= Stated goal =
Render the following material again verbatim, leaving nothing out.

(Data items)
▼
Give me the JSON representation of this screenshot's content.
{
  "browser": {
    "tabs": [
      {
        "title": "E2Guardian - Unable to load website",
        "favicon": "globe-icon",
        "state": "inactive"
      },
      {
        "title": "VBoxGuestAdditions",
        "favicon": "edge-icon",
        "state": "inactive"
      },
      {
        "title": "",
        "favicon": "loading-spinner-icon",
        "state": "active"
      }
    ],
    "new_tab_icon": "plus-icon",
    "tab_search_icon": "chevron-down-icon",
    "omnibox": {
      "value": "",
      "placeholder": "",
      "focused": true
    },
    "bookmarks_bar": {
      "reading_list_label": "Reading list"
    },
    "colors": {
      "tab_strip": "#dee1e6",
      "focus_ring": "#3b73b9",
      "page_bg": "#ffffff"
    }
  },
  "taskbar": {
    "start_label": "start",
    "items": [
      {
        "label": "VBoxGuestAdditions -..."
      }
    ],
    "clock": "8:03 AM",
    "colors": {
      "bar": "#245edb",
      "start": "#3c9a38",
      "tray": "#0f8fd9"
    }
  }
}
▲
= Task solution =
Give me the JSON representation of this screenshot's content.
{
  "browser": {
    "tabs": [
      {
        "title": "E2Guardian - Unable to load website",
        "favicon": "globe-icon",
        "state": "inactive"
      },
      {
        "title": "VBoxGuestAdditions",
        "favicon": "edge-icon",
        "state": "inactive"
      },
      {
        "title": "",
        "favicon": "loading-spinner-icon",
        "state": "active"
      }
    ],
    "new_tab_icon": "plus-icon",
    "tab_search_icon": "chevron-down-icon",
    "omnibox": {
      "value": "",
      "placeholder": "",
      "focused": true
    },
    "bookmarks_bar": {
      "reading_list_label": "Reading list"
    },
    "colors": {
      "tab_strip": "#dee1e6",
      "focus_ring": "#3b73b9",
      "page_bg": "#ffffff"
    }
  },
  "taskbar": {
    "start_label": "start",
    "items": [
      {
        "label": "VBoxGuestAdditions -..."
      }
    ],
    "clock": "8:03 AM",
    "colors": {
      "bar": "#245edb",
      "start": "#3c9a38",
      "tray": "#0f8fd9"
    }
  }
}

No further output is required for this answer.